● **Items**

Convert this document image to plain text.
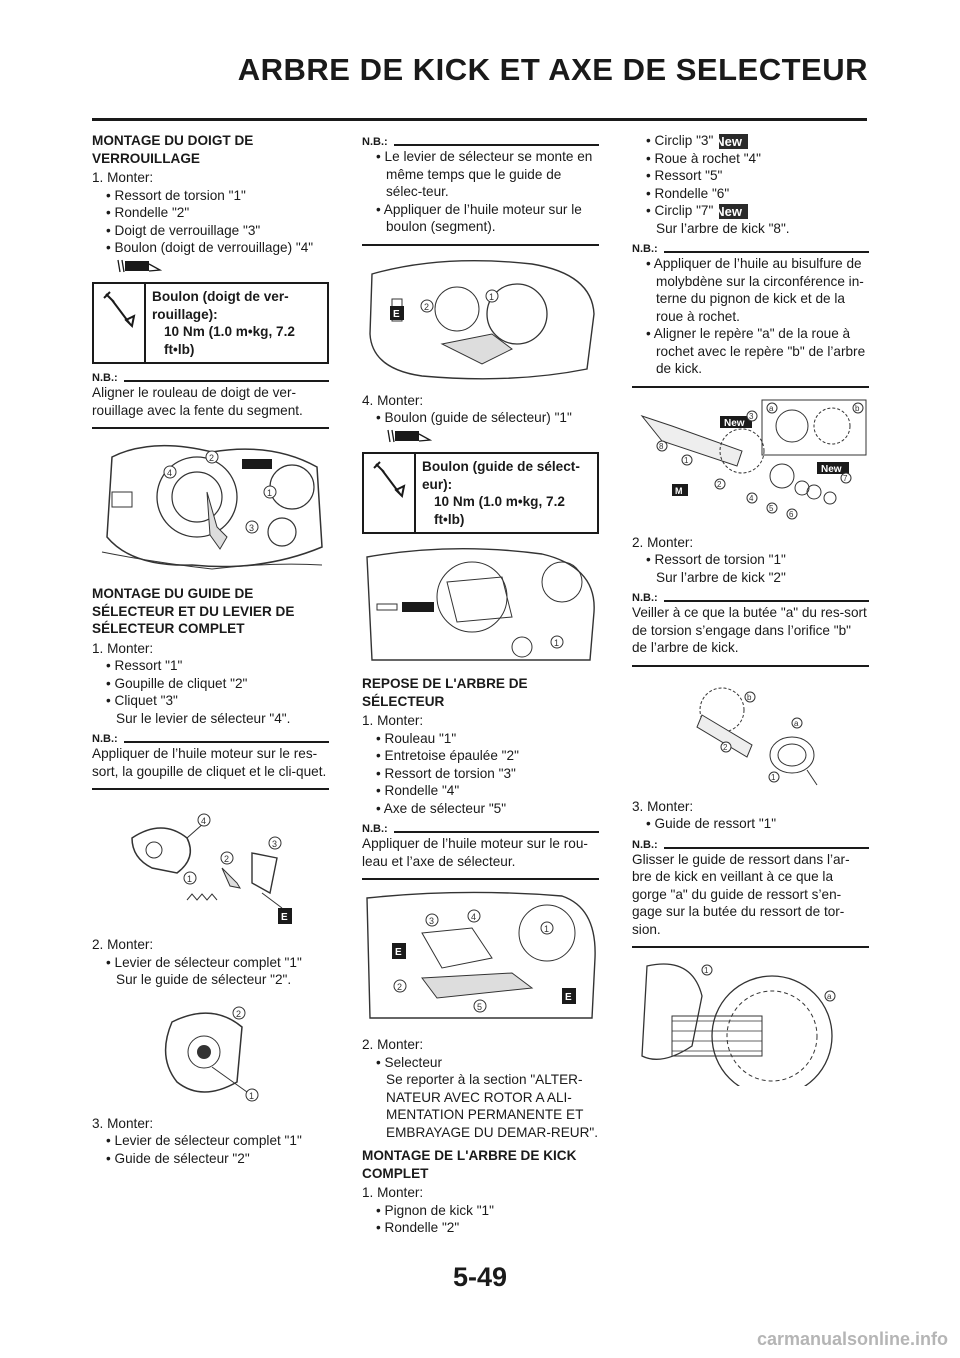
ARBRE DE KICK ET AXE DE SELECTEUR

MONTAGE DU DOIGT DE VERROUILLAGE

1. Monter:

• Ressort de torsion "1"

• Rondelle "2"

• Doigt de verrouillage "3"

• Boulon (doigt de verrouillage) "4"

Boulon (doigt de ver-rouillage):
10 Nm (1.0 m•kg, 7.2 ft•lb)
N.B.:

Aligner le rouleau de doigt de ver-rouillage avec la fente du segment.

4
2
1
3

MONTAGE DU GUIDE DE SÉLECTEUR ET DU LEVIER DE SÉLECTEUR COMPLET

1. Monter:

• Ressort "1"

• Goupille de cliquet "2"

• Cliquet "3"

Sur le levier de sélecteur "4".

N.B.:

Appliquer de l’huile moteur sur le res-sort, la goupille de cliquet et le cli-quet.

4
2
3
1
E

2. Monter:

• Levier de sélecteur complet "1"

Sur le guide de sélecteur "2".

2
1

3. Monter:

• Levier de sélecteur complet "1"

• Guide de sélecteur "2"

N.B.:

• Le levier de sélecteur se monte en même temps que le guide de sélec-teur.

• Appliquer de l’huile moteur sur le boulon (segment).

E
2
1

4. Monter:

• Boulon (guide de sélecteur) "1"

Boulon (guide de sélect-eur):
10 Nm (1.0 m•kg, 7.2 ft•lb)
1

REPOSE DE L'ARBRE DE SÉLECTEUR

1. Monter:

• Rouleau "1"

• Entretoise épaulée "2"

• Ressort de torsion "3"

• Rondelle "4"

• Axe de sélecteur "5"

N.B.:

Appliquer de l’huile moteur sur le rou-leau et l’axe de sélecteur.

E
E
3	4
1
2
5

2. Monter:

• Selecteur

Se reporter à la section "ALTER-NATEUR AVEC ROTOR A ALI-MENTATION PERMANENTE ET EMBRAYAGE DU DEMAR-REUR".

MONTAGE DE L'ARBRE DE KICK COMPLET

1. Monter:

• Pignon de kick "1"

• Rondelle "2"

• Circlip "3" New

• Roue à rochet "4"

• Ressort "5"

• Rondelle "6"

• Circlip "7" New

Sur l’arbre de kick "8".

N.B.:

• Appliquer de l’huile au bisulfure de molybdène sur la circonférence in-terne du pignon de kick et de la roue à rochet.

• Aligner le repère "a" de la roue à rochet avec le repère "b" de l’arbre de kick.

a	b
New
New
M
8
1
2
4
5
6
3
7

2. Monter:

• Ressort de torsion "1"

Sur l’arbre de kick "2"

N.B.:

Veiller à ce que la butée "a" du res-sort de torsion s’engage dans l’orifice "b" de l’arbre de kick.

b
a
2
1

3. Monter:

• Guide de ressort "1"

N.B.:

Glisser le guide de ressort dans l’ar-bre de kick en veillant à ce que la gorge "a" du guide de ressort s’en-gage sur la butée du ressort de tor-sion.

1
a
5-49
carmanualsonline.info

==

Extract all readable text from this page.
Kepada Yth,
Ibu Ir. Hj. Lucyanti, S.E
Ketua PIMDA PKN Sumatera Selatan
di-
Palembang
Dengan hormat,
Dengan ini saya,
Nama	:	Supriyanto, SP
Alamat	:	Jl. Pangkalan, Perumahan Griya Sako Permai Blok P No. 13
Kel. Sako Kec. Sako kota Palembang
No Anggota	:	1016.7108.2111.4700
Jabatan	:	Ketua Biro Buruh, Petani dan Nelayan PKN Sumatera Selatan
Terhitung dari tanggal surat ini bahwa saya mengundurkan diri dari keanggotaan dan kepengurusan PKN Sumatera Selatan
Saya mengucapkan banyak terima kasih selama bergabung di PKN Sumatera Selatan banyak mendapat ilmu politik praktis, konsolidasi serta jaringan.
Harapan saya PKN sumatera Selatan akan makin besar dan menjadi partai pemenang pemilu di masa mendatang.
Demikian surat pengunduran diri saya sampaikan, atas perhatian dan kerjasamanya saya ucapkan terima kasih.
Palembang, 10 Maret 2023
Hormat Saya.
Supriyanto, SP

● **Work instructions**
Identify every line above that includes the word "surat", and show those lines.

● **Answer to this exercise**
Terhitung dari tanggal surat ini bahwa saya mengundurkan diri dari keanggotaan dan kepengurusan PKN Sumatera Selatan
Demikian surat pengunduran diri saya sampaikan, atas perhatian dan kerjasamanya saya ucapkan terima kasih.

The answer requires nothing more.